### [DIRECTIVE]
Check each line of the listing below for the string "this", and give only how many lines hold it.

━━━━━ THE INPUT

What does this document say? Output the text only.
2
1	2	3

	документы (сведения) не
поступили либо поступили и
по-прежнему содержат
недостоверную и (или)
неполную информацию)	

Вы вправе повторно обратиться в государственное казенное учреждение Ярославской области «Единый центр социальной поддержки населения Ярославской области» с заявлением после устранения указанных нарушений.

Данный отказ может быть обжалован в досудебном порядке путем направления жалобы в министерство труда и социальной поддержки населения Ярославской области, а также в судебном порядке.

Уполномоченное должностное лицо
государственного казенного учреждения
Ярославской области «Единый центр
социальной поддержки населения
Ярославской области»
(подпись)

━━━━━━━━━━
━━━━━ THE INPUT

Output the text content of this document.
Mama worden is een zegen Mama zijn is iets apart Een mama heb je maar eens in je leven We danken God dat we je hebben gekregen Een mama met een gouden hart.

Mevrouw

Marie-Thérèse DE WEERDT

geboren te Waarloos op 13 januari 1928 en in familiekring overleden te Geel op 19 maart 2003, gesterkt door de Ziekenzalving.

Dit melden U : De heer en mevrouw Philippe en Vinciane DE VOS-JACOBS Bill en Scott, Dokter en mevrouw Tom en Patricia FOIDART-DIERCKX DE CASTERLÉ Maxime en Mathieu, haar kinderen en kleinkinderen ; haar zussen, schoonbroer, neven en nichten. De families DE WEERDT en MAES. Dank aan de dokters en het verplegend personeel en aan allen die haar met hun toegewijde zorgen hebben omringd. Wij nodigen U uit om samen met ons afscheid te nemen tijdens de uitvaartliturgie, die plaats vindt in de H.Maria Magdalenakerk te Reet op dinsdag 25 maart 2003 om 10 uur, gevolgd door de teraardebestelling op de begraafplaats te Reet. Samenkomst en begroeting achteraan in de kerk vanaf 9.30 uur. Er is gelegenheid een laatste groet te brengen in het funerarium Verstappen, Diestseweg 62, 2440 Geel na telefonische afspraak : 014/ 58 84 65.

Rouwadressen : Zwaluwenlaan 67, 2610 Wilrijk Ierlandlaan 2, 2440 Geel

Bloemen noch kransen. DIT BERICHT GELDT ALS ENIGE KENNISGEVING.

━━━━━━━━━━

### [FULL OUTPUT]
2